Source data:
● ● ● ● ● ● ●

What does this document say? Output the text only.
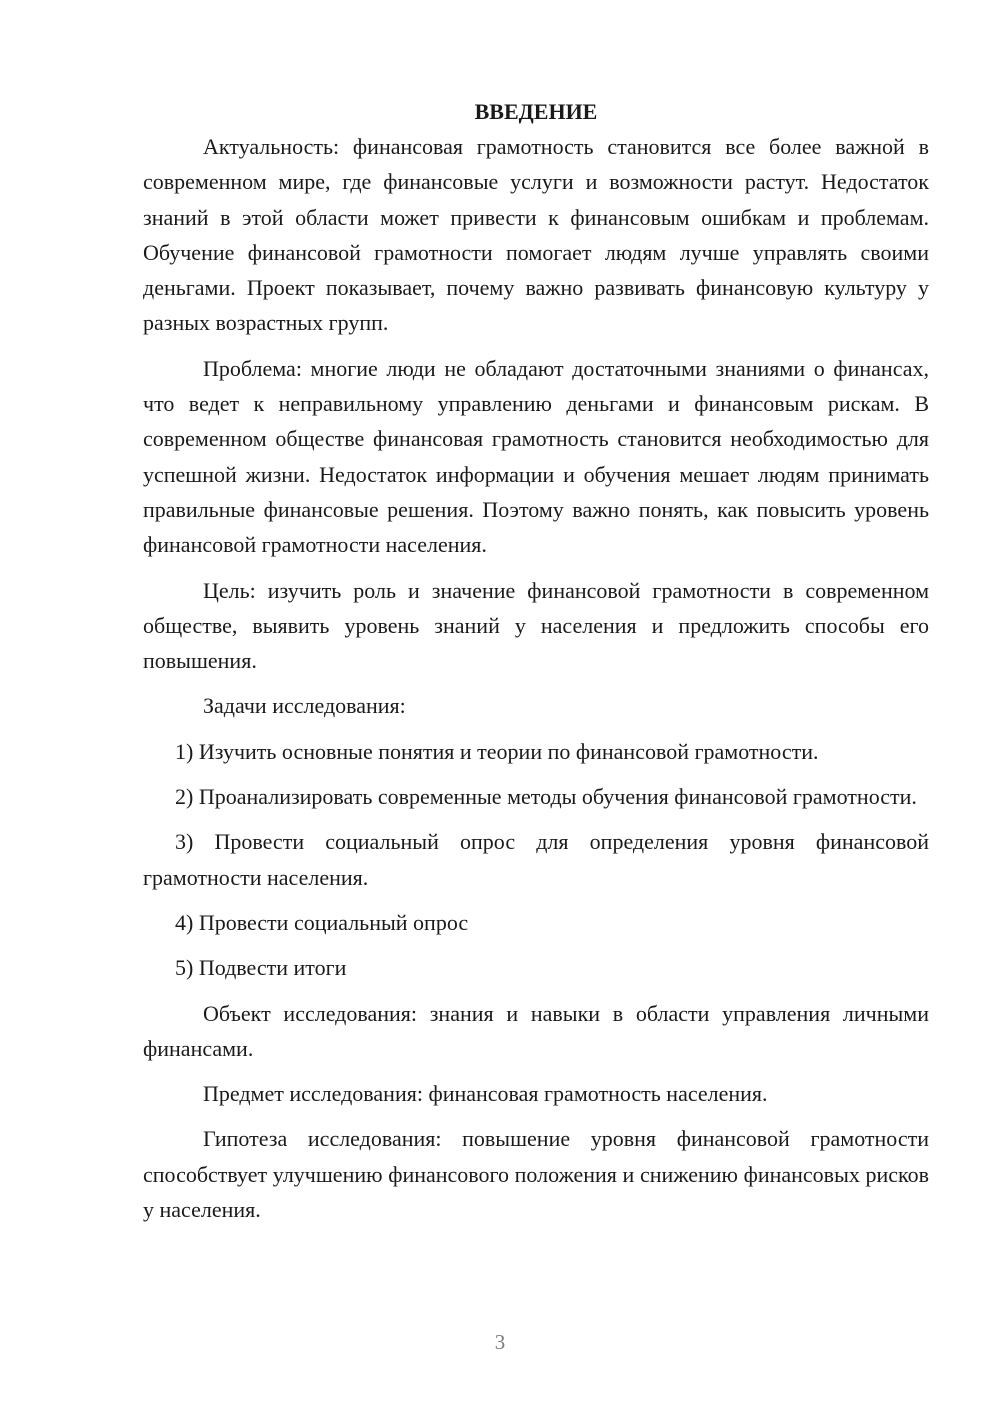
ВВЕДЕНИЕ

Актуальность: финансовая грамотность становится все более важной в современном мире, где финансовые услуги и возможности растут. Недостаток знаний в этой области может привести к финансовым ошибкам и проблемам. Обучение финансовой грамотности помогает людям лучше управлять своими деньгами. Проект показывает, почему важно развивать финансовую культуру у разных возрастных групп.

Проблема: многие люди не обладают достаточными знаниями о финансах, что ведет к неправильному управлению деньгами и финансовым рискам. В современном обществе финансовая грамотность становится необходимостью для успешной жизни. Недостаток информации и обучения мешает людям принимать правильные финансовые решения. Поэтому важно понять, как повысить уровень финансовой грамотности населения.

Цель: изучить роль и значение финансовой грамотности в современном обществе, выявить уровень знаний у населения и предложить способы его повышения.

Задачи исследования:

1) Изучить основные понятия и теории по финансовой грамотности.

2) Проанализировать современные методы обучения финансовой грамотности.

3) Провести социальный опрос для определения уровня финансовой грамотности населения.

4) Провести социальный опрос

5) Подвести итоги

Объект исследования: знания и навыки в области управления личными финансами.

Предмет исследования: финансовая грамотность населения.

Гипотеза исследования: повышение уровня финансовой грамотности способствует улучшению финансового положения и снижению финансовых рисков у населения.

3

● ● ● ● ● ● ●

What the task asks: Transcribe every entry above exactly. Omit all pictures.

Solution to the problem:
What does this document say? Output the text only.
ВВЕДЕНИЕ

Актуальность: финансовая грамотность становится все более важной в современном мире, где финансовые услуги и возможности растут. Недостаток знаний в этой области может привести к финансовым ошибкам и проблемам. Обучение финансовой грамотности помогает людям лучше управлять своими деньгами. Проект показывает, почему важно развивать финансовую культуру у разных возрастных групп.

Проблема: многие люди не обладают достаточными знаниями о финансах, что ведет к неправильному управлению деньгами и финансовым рискам. В современном обществе финансовая грамотность становится необходимостью для успешной жизни. Недостаток информации и обучения мешает людям принимать правильные финансовые решения. Поэтому важно понять, как повысить уровень финансовой грамотности населения.

Цель: изучить роль и значение финансовой грамотности в современном обществе, выявить уровень знаний у населения и предложить способы его повышения.

Задачи исследования:

1) Изучить основные понятия и теории по финансовой грамотности.

2) Проанализировать современные методы обучения финансовой грамотности.

3) Провести социальный опрос для определения уровня финансовой грамотности населения.

4) Провести социальный опрос

5) Подвести итоги

Объект исследования: знания и навыки в области управления личными финансами.

Предмет исследования: финансовая грамотность населения.

Гипотеза исследования: повышение уровня финансовой грамотности способствует улучшению финансового положения и снижению финансовых рисков у населения.

3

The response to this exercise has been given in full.